Transcribe the entries that follow exactly as they appear, minus pictures.
Start DATA SUPPLIED
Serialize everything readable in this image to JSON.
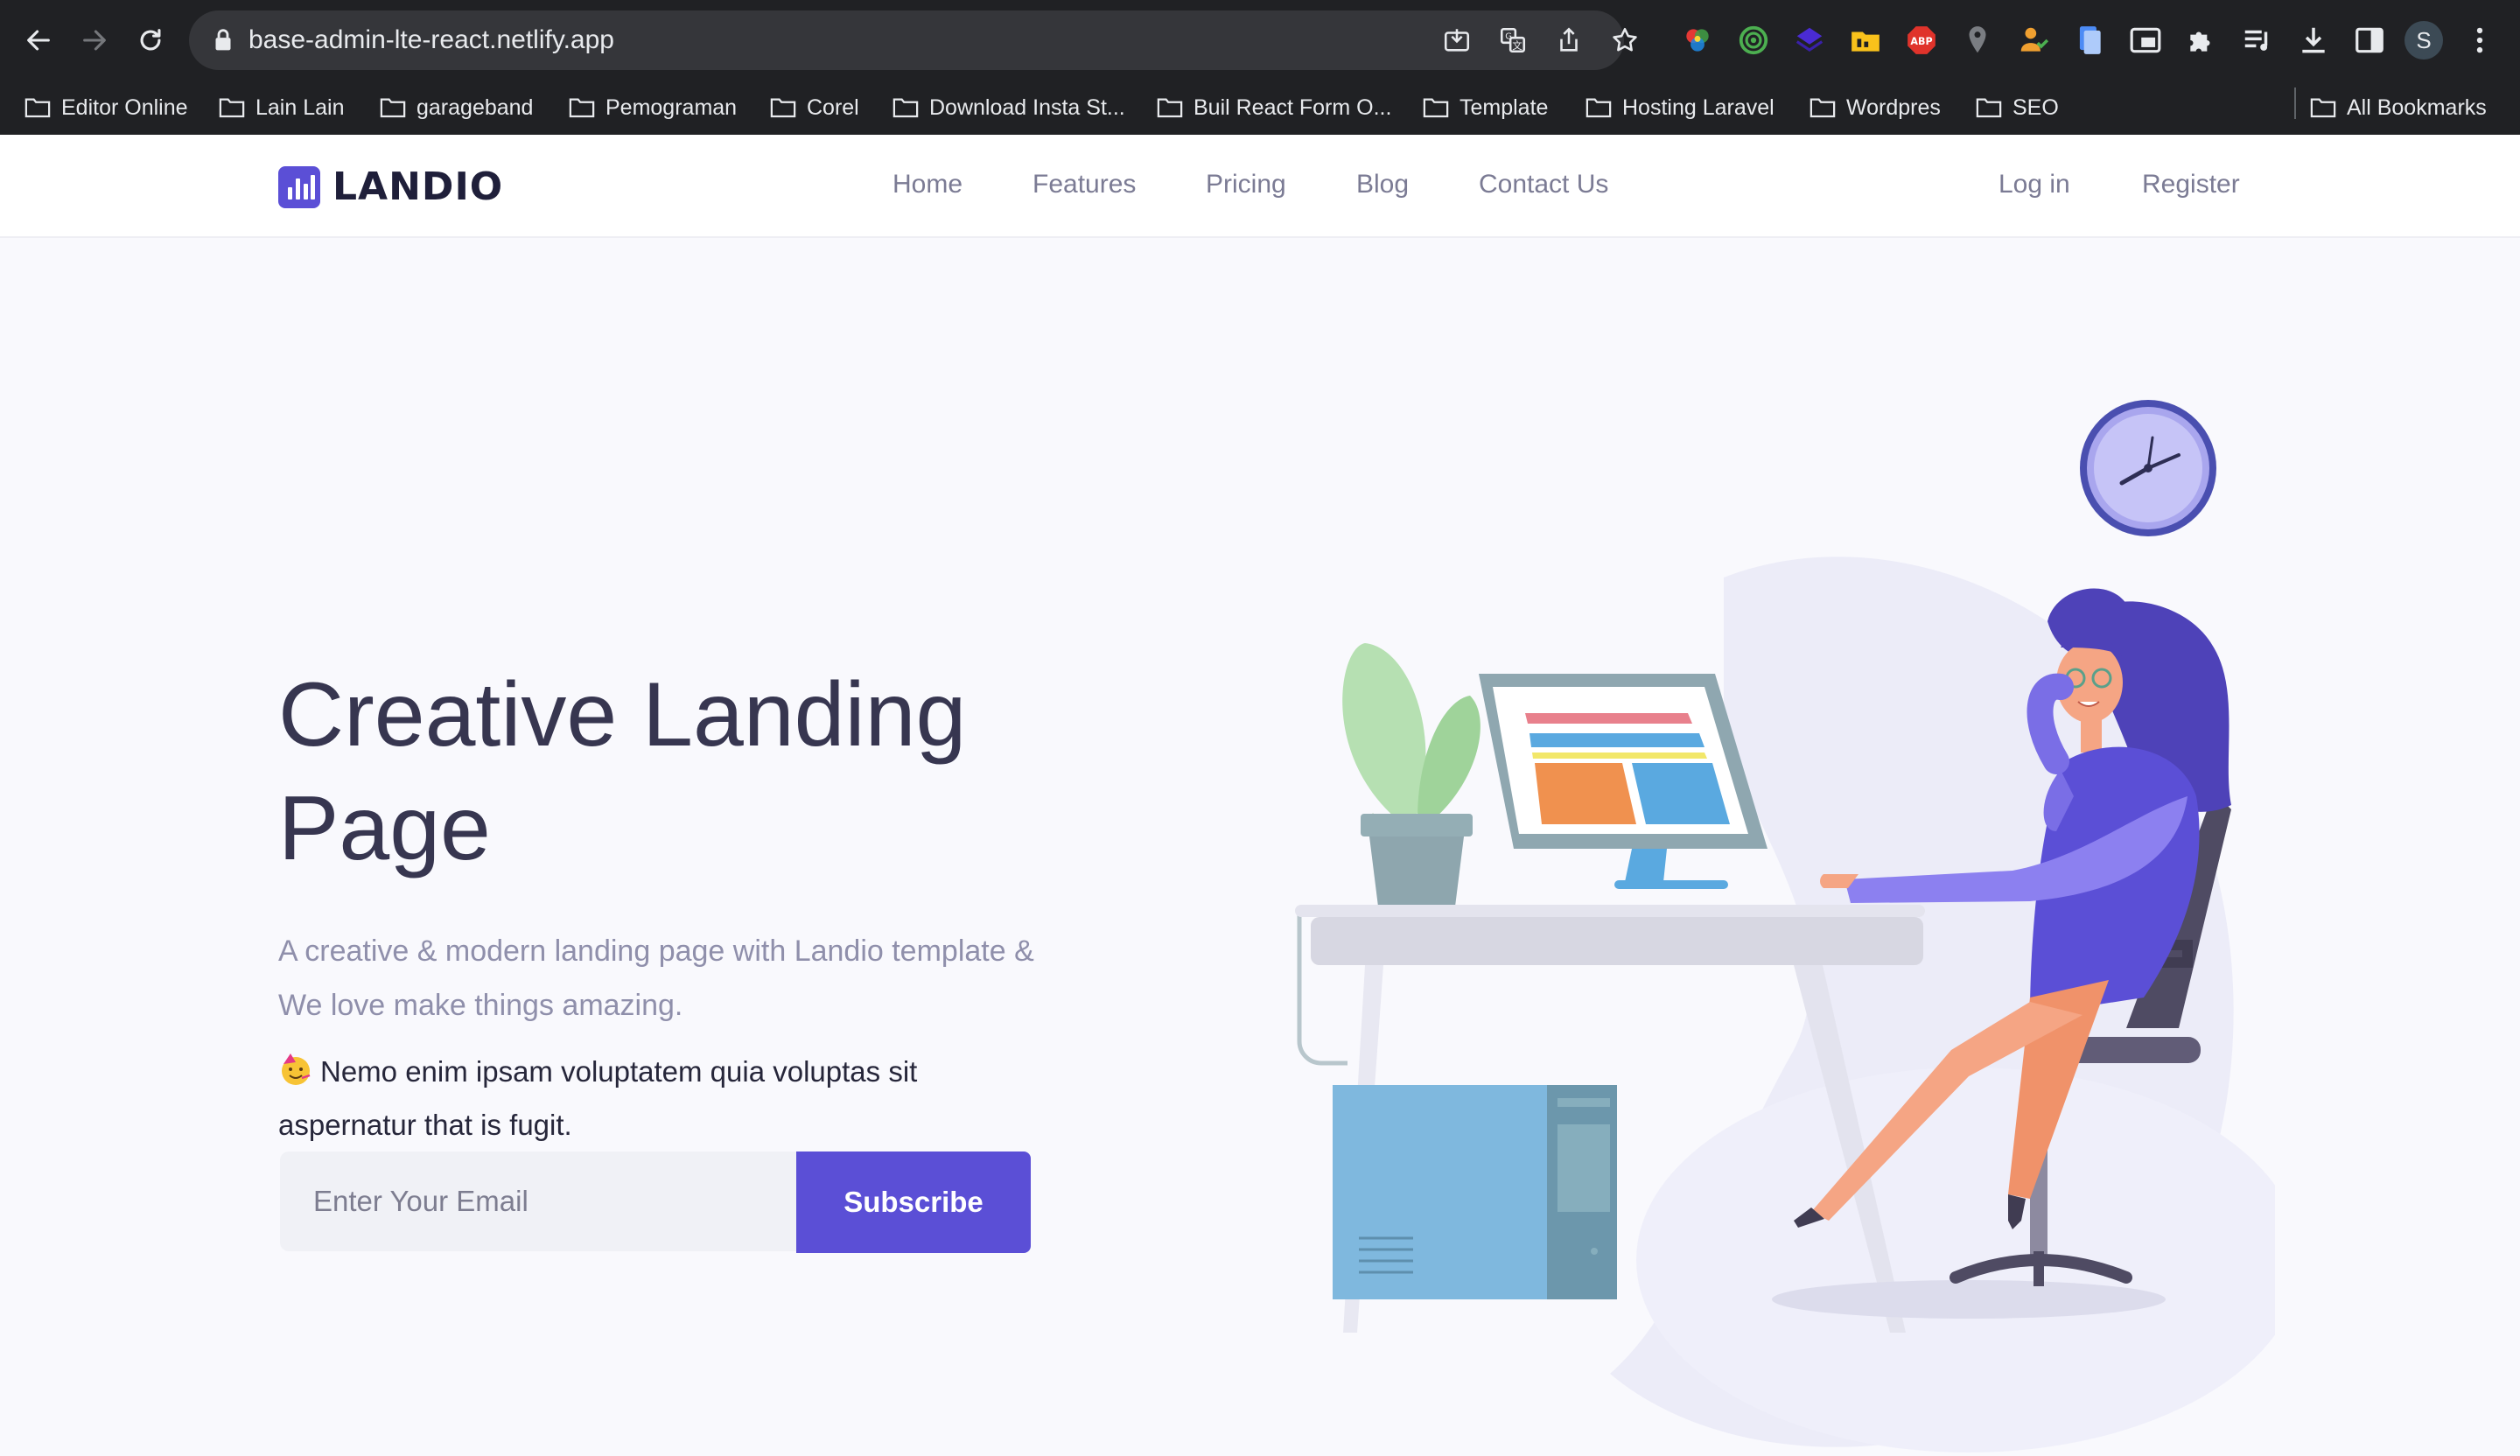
{
  "browser": {
    "url": "base-admin-lte-react.netlify.app",
    "profile_initial": "S",
    "bookmarks": [
      "Editor Online",
      "Lain Lain",
      "garageband",
      "Pemograman",
      "Corel",
      "Download Insta St...",
      "Buil React Form O...",
      "Template",
      "Hosting Laravel",
      "Wordpres",
      "SEO"
    ],
    "all_bookmarks": "All Bookmarks"
  },
  "site": {
    "logo": "LANDIO",
    "nav": [
      "Home",
      "Features",
      "Pricing",
      "Blog",
      "Contact Us"
    ],
    "auth": {
      "login": "Log in",
      "register": "Register"
    }
  },
  "hero": {
    "title": "Creative Landing Page",
    "subtitle": "A creative & modern landing page with Landio template & We love make things amazing.",
    "note": "Nemo enim ipsam voluptatem quia voluptas sit aspernatur that is fugit.",
    "email_placeholder": "Enter Your Email",
    "subscribe_label": "Subscribe"
  },
  "colors": {
    "brand": "#5b4fd6",
    "heading": "#373650",
    "muted": "#8f8fab",
    "chrome": "#202124"
  }
}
End DATA SUPPLIED
### EXERCISE OUTPUT
Serialize everything readable in this image to JSON.
{
  "browser": {
    "url": "base-admin-lte-react.netlify.app",
    "profile_initial": "S",
    "bookmarks": [
      "Editor Online",
      "Lain Lain",
      "garageband",
      "Pemograman",
      "Corel",
      "Download Insta St...",
      "Buil React Form O...",
      "Template",
      "Hosting Laravel",
      "Wordpres",
      "SEO"
    ],
    "all_bookmarks": "All Bookmarks"
  },
  "site": {
    "logo": "LANDIO",
    "nav": [
      "Home",
      "Features",
      "Pricing",
      "Blog",
      "Contact Us"
    ],
    "auth": {
      "login": "Log in",
      "register": "Register"
    }
  },
  "hero": {
    "title": "Creative Landing Page",
    "subtitle": "A creative & modern landing page with Landio template & We love make things amazing.",
    "note": "Nemo enim ipsam voluptatem quia voluptas sit aspernatur that is fugit.",
    "email_placeholder": "Enter Your Email",
    "subscribe_label": "Subscribe"
  },
  "colors": {
    "brand": "#5b4fd6",
    "heading": "#373650",
    "muted": "#8f8fab",
    "chrome": "#202124"
  }
}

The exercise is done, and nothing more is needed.